> Direction: Copy out each line featuring the string "this" from the entries beneath.

━━ Exercise inputs ━━

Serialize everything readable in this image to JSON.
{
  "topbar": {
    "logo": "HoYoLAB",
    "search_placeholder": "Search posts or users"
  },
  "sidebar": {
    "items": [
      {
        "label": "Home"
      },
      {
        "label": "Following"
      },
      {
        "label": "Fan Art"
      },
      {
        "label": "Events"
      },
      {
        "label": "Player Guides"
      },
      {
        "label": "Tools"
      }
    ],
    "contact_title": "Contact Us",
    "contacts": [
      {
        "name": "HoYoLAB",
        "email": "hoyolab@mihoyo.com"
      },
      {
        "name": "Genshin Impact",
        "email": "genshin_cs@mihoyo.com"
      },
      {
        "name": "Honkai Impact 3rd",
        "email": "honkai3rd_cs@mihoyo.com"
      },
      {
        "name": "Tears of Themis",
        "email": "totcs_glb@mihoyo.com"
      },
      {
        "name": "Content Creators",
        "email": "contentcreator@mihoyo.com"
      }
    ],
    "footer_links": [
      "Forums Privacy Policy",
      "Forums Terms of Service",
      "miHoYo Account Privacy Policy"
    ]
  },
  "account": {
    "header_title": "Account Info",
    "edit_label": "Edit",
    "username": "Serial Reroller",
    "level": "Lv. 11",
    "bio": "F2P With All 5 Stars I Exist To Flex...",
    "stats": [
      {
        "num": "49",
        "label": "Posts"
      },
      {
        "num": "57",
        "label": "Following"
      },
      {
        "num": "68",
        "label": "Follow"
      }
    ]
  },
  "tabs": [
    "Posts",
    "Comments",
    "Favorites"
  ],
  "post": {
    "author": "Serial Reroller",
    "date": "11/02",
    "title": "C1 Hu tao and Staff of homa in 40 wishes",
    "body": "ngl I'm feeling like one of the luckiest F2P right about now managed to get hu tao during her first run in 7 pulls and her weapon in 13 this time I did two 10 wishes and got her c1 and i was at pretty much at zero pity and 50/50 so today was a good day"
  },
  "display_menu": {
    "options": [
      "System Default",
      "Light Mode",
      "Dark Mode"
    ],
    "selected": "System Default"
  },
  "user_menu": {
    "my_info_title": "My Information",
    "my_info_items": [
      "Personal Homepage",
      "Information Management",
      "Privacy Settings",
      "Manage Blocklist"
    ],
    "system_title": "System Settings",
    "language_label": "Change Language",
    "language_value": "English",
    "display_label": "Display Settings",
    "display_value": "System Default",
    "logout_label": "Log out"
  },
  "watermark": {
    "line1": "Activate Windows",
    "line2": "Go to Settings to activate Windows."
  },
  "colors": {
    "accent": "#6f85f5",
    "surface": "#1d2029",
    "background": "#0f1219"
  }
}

━━━

> Worked solution:
Serialize everything readable in this image to JSON.
    "body": "ngl I'm feeling like one of the luckiest F2P right about now managed to get hu tao during her first run in 7 pulls and her weapon in 13 this time I did two 10 wishes and got her c1 and i was at pretty much at zero pity and 50/50 so today was a good day"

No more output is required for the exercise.